--- Begin DATA SUPPLIED ---

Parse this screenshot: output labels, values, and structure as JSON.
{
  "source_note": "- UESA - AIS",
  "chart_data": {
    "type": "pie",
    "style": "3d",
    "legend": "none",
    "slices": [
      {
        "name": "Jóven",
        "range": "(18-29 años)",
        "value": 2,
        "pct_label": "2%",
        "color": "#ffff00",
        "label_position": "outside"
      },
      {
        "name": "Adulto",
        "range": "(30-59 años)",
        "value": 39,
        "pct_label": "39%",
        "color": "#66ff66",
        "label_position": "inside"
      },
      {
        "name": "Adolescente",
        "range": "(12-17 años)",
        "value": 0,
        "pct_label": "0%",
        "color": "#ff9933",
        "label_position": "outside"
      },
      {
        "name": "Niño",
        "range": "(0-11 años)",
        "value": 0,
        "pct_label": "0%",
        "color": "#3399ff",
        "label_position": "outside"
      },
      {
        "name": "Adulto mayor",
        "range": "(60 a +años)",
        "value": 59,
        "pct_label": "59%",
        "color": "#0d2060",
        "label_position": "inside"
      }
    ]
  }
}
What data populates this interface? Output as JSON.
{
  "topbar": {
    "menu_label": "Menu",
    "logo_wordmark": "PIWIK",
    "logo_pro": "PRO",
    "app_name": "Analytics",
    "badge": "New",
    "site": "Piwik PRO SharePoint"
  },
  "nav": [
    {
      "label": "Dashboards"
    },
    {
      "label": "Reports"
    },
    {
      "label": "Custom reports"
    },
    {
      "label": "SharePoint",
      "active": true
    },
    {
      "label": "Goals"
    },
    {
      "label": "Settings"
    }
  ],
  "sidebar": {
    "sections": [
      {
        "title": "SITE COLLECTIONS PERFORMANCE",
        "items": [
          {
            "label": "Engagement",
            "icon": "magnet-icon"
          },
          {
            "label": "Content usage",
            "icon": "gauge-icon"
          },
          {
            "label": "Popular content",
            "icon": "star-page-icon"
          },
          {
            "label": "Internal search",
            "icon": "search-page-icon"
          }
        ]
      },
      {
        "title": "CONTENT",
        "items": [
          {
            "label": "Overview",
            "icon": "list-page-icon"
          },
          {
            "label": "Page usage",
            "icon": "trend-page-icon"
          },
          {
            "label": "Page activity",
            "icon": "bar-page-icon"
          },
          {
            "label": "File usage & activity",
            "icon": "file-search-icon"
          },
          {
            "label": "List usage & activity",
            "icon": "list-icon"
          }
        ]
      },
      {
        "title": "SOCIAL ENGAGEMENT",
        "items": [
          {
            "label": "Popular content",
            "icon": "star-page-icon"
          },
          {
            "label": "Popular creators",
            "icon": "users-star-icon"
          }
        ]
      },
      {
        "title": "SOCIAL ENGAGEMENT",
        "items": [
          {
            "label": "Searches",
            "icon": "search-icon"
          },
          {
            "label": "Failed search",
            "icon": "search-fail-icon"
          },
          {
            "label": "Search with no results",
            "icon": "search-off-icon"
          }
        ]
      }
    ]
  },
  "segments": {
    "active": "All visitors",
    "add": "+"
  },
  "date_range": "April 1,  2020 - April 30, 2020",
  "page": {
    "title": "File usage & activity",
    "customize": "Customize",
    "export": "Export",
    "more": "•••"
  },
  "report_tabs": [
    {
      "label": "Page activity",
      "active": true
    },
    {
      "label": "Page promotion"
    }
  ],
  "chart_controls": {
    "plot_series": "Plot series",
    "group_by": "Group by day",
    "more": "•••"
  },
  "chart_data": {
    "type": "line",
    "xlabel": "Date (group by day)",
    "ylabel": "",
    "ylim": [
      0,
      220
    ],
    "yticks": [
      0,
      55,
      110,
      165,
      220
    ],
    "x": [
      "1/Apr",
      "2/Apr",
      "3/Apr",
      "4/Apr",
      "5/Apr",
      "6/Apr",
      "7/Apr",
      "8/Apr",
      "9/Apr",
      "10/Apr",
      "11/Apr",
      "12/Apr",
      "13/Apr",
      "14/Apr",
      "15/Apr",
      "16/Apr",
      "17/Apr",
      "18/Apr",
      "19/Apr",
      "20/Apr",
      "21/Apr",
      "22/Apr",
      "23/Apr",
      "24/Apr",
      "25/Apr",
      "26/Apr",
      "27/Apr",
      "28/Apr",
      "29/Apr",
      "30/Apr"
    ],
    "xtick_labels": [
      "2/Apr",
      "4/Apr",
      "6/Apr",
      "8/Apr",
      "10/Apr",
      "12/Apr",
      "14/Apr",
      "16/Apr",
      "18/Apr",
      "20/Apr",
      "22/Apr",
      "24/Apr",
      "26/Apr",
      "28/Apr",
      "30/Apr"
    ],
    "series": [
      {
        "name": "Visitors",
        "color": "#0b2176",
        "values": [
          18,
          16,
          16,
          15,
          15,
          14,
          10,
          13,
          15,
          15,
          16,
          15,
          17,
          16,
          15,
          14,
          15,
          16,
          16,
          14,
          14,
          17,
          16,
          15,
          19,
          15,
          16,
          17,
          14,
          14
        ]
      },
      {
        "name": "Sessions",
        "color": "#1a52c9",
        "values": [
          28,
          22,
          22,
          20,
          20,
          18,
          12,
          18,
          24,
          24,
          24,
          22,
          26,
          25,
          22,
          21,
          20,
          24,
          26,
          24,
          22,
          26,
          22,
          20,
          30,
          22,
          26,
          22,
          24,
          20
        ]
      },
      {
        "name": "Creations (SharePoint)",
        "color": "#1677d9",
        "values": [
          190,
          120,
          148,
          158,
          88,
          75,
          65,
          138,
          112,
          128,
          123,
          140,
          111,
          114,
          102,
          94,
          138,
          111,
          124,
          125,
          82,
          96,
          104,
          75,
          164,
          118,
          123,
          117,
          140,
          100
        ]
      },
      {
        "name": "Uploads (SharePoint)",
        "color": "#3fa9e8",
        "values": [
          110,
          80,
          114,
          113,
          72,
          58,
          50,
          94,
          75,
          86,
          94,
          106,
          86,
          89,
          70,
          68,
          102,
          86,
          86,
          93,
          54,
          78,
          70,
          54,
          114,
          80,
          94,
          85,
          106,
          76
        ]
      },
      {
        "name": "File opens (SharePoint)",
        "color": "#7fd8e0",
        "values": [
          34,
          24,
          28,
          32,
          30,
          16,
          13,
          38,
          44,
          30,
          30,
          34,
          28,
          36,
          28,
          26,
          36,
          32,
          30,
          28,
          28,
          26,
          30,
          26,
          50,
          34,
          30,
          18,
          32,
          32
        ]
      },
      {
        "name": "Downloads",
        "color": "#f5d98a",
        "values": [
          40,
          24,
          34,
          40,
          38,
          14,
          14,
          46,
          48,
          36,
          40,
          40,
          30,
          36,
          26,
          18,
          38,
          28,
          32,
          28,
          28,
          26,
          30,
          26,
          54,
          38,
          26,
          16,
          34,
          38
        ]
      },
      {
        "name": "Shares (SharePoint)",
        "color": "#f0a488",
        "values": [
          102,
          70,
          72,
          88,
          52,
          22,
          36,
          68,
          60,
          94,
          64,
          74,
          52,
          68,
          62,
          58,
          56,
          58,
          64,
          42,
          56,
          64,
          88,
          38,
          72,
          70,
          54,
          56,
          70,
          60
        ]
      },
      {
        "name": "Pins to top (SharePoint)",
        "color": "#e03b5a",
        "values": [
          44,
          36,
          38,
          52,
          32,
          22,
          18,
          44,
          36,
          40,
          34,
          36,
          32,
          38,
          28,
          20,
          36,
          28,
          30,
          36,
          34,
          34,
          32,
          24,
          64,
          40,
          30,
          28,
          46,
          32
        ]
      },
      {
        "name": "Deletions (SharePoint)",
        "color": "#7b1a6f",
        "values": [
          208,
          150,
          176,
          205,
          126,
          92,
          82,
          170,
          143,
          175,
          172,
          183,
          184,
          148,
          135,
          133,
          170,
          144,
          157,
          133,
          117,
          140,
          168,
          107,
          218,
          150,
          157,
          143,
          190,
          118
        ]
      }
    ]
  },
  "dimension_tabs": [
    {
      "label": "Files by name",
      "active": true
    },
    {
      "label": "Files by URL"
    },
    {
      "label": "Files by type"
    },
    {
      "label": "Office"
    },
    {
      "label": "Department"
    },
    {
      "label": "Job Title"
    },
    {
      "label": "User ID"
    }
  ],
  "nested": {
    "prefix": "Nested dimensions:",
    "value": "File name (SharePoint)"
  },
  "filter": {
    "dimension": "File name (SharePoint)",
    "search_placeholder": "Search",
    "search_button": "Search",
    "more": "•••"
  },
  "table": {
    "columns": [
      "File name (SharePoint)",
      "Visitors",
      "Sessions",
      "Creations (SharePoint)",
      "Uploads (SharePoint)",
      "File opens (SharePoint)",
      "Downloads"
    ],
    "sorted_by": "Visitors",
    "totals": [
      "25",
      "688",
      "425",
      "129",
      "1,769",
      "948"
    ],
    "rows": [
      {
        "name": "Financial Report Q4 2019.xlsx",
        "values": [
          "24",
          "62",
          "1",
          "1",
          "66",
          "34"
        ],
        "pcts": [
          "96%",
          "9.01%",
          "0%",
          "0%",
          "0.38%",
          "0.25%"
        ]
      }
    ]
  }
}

--- End DATA SUPPLIED ---

AIM:
Only a number is expected here: the count of lines in the listing that hold the string "type".

TASK ANSWER:
3